== Given data ==

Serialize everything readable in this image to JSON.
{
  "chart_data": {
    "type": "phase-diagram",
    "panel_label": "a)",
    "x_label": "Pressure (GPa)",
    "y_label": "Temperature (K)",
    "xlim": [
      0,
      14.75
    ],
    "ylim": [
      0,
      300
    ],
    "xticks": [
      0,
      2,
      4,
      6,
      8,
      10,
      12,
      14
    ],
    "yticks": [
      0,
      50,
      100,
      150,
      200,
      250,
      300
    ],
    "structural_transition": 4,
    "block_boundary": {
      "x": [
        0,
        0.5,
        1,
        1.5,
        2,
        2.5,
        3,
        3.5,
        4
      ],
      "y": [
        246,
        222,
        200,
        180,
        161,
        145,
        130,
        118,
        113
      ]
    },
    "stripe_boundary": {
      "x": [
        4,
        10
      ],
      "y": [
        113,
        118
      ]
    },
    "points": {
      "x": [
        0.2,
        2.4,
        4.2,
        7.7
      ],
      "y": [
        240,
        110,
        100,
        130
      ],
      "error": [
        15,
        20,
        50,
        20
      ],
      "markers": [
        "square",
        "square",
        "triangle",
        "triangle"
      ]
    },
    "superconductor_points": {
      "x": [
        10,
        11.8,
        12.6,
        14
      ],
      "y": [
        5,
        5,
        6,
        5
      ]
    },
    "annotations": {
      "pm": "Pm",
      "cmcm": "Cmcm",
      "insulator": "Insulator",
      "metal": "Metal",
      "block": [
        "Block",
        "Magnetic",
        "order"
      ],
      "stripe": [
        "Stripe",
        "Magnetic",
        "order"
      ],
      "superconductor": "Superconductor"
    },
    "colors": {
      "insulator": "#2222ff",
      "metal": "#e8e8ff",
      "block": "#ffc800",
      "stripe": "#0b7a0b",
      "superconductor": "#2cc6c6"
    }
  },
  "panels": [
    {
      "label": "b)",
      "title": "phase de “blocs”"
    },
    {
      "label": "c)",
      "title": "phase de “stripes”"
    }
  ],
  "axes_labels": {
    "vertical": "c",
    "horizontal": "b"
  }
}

===

■ Task directions: Copy every line of the listing containing the string "title".

■ Full response:
      "title": "phase de “blocs”"
      "title": "phase de “stripes”"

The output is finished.